Dataset records
══════
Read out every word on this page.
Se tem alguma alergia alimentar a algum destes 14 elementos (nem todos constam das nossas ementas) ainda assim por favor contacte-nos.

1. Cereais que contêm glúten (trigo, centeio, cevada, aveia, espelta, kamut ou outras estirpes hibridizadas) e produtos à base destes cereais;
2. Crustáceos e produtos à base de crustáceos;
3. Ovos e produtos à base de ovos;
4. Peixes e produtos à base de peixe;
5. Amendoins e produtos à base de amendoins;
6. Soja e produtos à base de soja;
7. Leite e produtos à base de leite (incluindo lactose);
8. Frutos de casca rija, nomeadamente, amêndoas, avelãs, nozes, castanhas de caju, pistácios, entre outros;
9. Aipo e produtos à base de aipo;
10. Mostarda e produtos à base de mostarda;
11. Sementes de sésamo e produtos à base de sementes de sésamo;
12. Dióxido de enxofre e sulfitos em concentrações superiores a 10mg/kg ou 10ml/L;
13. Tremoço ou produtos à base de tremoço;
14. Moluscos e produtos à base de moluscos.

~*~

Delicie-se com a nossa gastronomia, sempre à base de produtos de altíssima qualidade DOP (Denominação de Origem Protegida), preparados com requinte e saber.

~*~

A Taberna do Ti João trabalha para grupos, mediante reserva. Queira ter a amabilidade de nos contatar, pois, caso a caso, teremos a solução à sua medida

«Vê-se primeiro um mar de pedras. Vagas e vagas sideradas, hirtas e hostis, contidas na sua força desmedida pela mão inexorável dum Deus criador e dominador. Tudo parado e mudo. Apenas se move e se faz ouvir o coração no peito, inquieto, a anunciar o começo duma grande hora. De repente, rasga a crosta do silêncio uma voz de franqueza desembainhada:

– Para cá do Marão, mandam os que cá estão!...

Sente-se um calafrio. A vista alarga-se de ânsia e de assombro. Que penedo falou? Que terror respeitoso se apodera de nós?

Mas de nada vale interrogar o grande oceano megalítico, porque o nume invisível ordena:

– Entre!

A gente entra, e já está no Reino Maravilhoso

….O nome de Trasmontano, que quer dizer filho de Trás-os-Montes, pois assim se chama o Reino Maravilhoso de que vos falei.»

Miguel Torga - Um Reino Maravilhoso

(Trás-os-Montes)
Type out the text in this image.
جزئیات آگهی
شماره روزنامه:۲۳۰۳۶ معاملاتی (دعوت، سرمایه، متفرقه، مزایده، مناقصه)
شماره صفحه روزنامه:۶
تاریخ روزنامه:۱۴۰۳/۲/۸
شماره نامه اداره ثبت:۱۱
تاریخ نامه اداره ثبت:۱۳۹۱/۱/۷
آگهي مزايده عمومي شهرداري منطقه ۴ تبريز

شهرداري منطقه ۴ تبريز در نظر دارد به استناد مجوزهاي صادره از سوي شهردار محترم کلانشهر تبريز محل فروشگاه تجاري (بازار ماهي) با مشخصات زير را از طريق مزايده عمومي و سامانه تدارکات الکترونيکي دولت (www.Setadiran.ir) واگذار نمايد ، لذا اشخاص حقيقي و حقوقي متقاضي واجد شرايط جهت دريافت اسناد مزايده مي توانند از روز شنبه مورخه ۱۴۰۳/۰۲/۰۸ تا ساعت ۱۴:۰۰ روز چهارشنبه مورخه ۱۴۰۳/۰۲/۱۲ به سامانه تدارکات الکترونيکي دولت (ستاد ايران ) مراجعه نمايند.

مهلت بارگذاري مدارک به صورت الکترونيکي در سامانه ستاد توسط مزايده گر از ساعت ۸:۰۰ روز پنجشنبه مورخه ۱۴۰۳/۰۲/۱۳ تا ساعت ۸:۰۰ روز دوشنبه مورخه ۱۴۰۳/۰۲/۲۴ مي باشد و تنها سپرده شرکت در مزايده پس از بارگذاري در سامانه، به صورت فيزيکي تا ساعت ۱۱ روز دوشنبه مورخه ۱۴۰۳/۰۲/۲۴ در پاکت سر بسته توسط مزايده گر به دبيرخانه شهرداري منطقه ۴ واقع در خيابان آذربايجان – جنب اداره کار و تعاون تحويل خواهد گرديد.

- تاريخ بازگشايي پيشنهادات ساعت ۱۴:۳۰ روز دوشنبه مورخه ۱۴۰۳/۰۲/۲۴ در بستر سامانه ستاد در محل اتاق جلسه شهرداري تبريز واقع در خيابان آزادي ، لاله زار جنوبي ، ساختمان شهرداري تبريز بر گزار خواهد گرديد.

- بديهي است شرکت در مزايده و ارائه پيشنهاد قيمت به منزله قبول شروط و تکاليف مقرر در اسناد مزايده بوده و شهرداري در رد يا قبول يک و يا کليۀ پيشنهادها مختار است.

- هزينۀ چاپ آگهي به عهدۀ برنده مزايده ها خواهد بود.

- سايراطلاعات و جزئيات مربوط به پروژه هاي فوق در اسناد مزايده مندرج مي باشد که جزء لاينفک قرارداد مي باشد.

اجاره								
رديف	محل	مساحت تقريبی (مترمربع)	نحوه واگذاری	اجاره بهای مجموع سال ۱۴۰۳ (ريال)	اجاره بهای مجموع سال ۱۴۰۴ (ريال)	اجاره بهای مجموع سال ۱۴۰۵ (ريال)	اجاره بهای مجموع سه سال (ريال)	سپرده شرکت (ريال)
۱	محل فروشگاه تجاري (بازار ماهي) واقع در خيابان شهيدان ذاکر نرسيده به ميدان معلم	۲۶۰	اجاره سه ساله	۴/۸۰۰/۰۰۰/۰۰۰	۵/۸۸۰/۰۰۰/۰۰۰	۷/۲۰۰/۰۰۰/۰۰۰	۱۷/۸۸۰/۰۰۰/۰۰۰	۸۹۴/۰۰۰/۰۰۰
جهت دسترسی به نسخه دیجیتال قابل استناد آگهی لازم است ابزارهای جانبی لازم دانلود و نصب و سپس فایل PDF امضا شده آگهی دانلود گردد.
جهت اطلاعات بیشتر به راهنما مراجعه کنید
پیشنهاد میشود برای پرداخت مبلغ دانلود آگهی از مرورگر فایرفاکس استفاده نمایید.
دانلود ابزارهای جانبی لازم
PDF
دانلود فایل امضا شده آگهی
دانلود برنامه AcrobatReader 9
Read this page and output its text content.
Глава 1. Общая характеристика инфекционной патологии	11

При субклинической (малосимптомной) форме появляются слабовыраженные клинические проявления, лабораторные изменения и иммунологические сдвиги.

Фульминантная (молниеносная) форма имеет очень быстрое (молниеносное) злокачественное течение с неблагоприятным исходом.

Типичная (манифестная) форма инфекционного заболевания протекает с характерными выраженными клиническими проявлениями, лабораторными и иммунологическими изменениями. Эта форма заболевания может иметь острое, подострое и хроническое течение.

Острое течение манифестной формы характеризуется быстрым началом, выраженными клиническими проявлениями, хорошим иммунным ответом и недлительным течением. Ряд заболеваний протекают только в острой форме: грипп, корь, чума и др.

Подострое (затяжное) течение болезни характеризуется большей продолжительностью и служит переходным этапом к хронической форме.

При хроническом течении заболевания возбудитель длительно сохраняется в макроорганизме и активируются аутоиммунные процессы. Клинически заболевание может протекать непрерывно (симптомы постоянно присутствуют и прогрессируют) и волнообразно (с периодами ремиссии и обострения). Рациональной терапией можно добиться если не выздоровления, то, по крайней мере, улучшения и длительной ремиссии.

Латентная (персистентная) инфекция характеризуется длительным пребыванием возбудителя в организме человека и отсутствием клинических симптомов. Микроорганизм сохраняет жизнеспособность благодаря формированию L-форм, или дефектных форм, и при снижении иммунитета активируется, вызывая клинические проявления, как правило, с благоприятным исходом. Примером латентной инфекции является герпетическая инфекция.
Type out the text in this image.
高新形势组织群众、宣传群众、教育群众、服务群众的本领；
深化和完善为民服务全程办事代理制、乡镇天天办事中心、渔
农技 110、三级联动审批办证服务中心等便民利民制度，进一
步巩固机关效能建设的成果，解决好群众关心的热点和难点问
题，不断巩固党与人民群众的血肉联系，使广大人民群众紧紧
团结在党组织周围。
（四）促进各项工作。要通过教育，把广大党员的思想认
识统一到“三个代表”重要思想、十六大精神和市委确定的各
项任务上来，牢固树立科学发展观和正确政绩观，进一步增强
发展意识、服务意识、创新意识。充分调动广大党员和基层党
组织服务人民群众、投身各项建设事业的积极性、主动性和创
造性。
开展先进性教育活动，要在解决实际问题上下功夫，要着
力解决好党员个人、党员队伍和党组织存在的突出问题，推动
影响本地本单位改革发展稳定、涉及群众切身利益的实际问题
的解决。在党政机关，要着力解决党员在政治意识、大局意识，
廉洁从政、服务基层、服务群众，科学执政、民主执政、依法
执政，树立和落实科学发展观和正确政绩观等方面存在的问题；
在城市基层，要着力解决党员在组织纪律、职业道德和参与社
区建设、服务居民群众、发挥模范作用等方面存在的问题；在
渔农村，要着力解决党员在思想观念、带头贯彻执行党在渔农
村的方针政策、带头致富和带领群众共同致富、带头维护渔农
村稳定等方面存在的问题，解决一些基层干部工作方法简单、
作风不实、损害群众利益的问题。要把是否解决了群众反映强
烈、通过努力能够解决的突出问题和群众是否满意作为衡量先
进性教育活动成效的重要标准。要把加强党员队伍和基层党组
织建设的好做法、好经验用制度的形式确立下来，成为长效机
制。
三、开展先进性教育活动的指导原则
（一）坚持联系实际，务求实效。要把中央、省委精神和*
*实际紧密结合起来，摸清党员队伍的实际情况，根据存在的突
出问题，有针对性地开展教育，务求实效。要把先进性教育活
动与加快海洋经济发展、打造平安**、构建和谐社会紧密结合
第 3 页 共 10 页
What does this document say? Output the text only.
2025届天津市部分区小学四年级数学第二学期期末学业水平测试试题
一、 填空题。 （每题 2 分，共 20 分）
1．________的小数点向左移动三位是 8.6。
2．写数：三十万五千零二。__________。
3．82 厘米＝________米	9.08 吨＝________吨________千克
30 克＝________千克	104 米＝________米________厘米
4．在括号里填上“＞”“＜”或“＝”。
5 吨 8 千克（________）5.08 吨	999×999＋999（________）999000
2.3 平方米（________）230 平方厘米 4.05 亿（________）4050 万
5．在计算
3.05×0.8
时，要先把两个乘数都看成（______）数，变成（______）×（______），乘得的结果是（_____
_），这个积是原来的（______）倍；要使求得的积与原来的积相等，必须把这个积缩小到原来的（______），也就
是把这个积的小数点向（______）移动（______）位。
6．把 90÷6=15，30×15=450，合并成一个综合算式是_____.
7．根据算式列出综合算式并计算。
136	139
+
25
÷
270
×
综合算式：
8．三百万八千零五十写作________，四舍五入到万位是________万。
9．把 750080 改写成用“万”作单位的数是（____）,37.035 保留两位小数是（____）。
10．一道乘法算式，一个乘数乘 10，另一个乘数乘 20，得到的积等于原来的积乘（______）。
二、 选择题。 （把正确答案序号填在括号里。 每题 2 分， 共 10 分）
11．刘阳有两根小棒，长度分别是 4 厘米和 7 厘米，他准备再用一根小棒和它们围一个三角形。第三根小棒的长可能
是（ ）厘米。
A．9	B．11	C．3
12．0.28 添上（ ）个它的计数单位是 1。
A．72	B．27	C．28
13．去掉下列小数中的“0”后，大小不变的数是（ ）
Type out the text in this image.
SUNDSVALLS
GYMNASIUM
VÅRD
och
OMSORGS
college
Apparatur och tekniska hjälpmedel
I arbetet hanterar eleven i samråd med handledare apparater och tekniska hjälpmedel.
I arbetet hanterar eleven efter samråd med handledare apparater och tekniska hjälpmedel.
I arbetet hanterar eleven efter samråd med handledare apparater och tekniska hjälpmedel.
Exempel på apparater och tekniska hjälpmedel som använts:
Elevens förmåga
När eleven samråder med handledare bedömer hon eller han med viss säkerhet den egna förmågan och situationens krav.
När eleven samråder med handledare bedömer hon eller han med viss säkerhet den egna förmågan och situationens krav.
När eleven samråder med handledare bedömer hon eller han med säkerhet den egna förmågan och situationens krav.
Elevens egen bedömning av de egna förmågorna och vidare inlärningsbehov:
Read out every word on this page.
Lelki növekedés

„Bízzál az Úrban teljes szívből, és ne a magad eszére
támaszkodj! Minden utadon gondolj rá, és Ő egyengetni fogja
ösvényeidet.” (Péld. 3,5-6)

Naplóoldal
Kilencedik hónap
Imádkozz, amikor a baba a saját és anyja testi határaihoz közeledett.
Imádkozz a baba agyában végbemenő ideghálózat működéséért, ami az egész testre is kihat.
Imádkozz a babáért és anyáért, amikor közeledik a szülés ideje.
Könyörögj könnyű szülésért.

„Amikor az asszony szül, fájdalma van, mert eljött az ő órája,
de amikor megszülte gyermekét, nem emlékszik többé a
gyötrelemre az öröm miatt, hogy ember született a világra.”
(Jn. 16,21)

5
══════
▸ **PROBLEM STATEMENT**:
Find all lines where the word "استناد" appears. Copy them.

▸ **WRITTEN RESPONSE**:
شهرداري منطقه ۴ تبريز در نظر دارد به استناد مجوزهاي صادره از سوي شهردار محترم کلانشهر تبريز محل فروشگاه تجاري (بازار ماهي) با مشخصات زير را از طريق مزايده عمومي و سامانه تدارکات الکترونيکي دولت (www.Setadiran.ir) واگذار نمايد ، لذا اشخاص حقيقي و حقوقي متقاضي واجد شرايط جهت دريافت اسناد مزايده مي توانند از روز شنبه مورخه ۱۴۰۳/۰۲/۰۸ تا ساعت ۱۴:۰۰ روز چهارشنبه مورخه ۱۴۰۳/۰۲/۱۲ به سامانه تدارکات الکترونيکي دولت (ستاد ايران ) مراجعه نمايند.
جهت دسترسی به نسخه دیجیتال قابل استناد آگهی لازم است ابزارهای جانبی لازم دانلود و نصب و سپس فایل PDF امضا شده آگهی دانلود گردد.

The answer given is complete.